Given task >> In the lines between the one holding "list-item[interactable]: V 87万粉丝" and the one holding "creator-meta: 87万粉丝 ·", inclusive, rename "follower-count" to "fan-count", leave everything else unchanged, and give back only those lines.

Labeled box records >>

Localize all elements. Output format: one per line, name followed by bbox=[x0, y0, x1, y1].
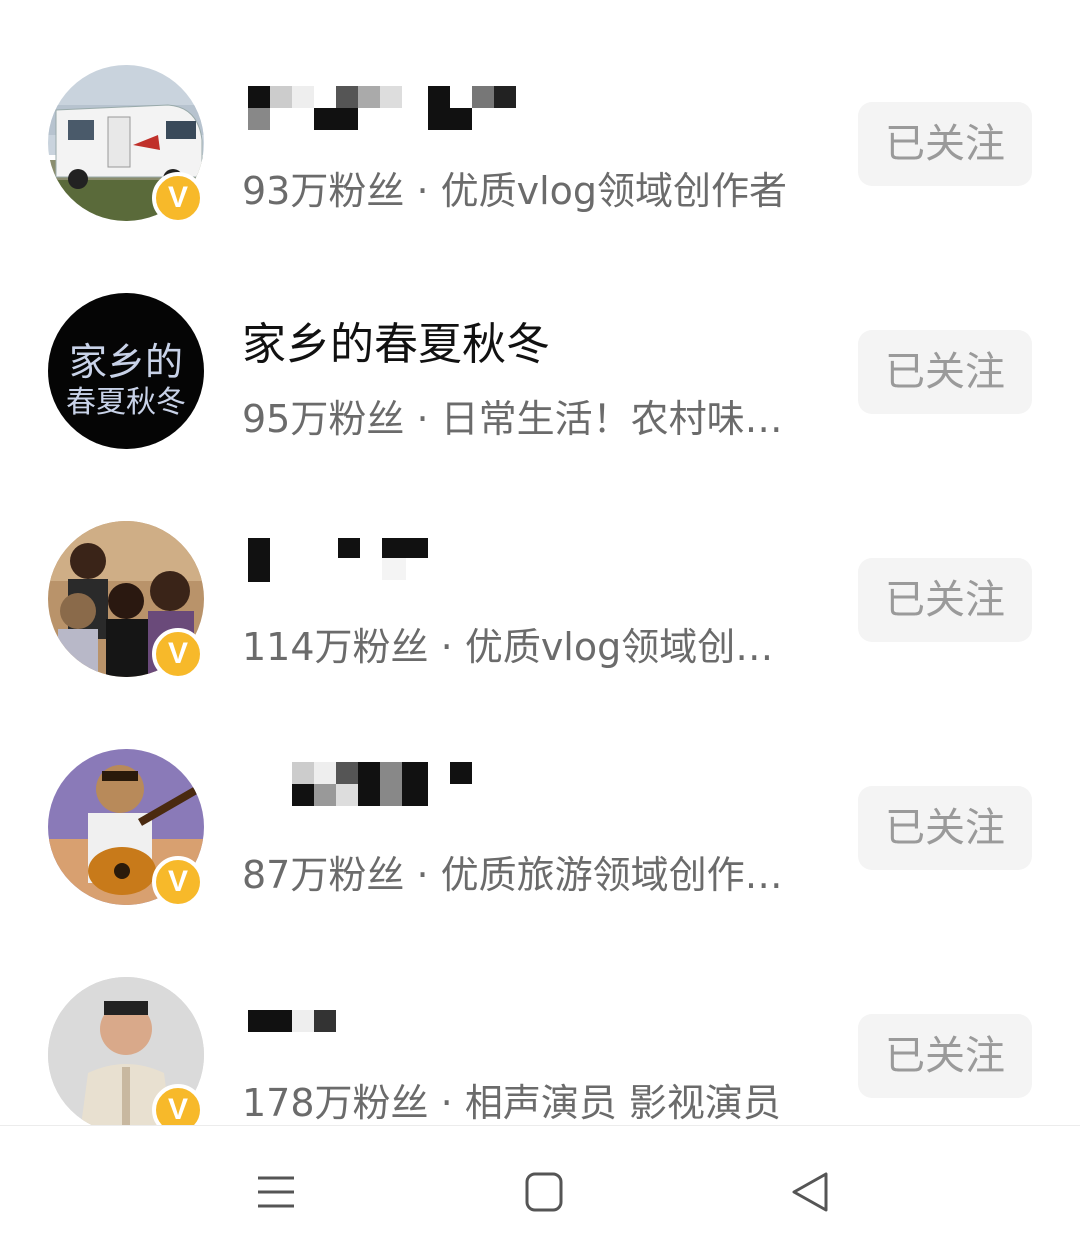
list-item[interactable]: V 87万粉丝 · 优质旅游领域创作… 已关注 bbox=[0, 714, 1080, 942]
followed-button[interactable]: 已关注 bbox=[858, 786, 1032, 870]
creator-meta: 93万粉丝 · 优质vlog领域创作者 bbox=[242, 160, 822, 215]
follower-count: 114万粉丝 bbox=[242, 625, 429, 669]
creator-description: 优质vlog领域创… bbox=[464, 625, 774, 669]
follow-list: V 93万粉丝 · 优质vlog领域创作者 已关注 家乡的 春夏秋冬 家乡的春夏… bbox=[0, 0, 1080, 1125]
follower-count: 87万粉丝 bbox=[242, 853, 405, 897]
creator-meta: 87万粉丝 · 优质旅游领域创作… bbox=[242, 844, 822, 899]
list-item[interactable]: V 114万粉丝 · 优质vlog领域创… 已关注 bbox=[0, 486, 1080, 714]
menu-icon[interactable] bbox=[252, 1168, 300, 1216]
followed-button[interactable]: 已关注 bbox=[858, 1014, 1032, 1098]
creator-meta: 95万粉丝 · 日常生活！农村味… bbox=[242, 388, 822, 443]
followed-button[interactable]: 已关注 bbox=[858, 558, 1032, 642]
follower-count: 93万粉丝 bbox=[242, 169, 405, 213]
verified-badge-icon: V bbox=[152, 1084, 204, 1125]
avatar[interactable]: V bbox=[48, 521, 204, 680]
separator: · bbox=[440, 625, 453, 669]
text-logo-avatar: 家乡的 春夏秋冬 bbox=[48, 293, 204, 449]
separator: · bbox=[416, 397, 429, 441]
separator: · bbox=[440, 1081, 453, 1125]
creator-meta: 114万粉丝 · 优质vlog领域创… bbox=[242, 616, 822, 671]
verified-badge-icon: V bbox=[152, 856, 204, 908]
follower-count: 178万粉丝 bbox=[242, 1081, 429, 1125]
screen: V 93万粉丝 · 优质vlog领域创作者 已关注 家乡的 春夏秋冬 家乡的春夏… bbox=[0, 0, 1080, 1256]
follower-count: 95万粉丝 bbox=[242, 397, 405, 441]
creator-description: 优质vlog领域创作者 bbox=[440, 169, 788, 213]
avatar[interactable]: V bbox=[48, 65, 204, 224]
creator-meta: 178万粉丝 · 相声演员 影视演员 bbox=[242, 1072, 822, 1125]
list-item[interactable]: V 93万粉丝 · 优质vlog领域创作者 已关注 bbox=[0, 30, 1080, 258]
creator-description: 优质旅游领域创作… bbox=[440, 853, 783, 897]
back-triangle-icon[interactable] bbox=[786, 1168, 834, 1216]
separator: · bbox=[416, 169, 429, 213]
system-nav-bar bbox=[0, 1125, 1080, 1256]
verified-badge-icon: V bbox=[152, 172, 204, 224]
verified-badge-icon: V bbox=[152, 628, 204, 680]
avatar[interactable]: 家乡的 春夏秋冬 bbox=[48, 293, 204, 449]
followed-button[interactable]: 已关注 bbox=[858, 330, 1032, 414]
separator: · bbox=[416, 853, 429, 897]
home-square-icon[interactable] bbox=[520, 1168, 568, 1216]
creator-name: 家乡的春夏秋冬 bbox=[242, 319, 550, 370]
list-item[interactable]: 家乡的 春夏秋冬 家乡的春夏秋冬 95万粉丝 · 日常生活！农村味… 已关注 bbox=[0, 258, 1080, 486]
list-item[interactable]: V 178万粉丝 · 相声演员 影视演员 已关注 bbox=[0, 942, 1080, 1125]
followed-button[interactable]: 已关注 bbox=[858, 102, 1032, 186]
creator-description: 相声演员 影视演员 bbox=[464, 1081, 781, 1125]
avatar[interactable]: V bbox=[48, 749, 204, 908]
creator-description: 日常生活！农村味… bbox=[440, 397, 783, 441]
avatar[interactable]: V bbox=[48, 977, 204, 1125]
avatar-text-line2: 春夏秋冬 bbox=[66, 385, 186, 420]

Task result >>
list-item[interactable]: V 87万粉丝 · 优质旅游领域创作… 已关注 bbox=[0, 714, 1080, 942]
followed-button[interactable]: 已关注 bbox=[858, 786, 1032, 870]
creator-meta: 93万粉丝 · 优质vlog领域创作者 bbox=[242, 160, 822, 215]
fan-count: 114万粉丝 bbox=[242, 625, 429, 669]
creator-description: 优质vlog领域创… bbox=[464, 625, 774, 669]
follow-list: V 93万粉丝 · 优质vlog领域创作者 已关注 家乡的 春夏秋冬 家乡的春夏… bbox=[0, 0, 1080, 1125]
fan-count: 87万粉丝 bbox=[242, 853, 405, 897]
creator-meta: 87万粉丝 · 优质旅游领域创作… bbox=[242, 844, 822, 899]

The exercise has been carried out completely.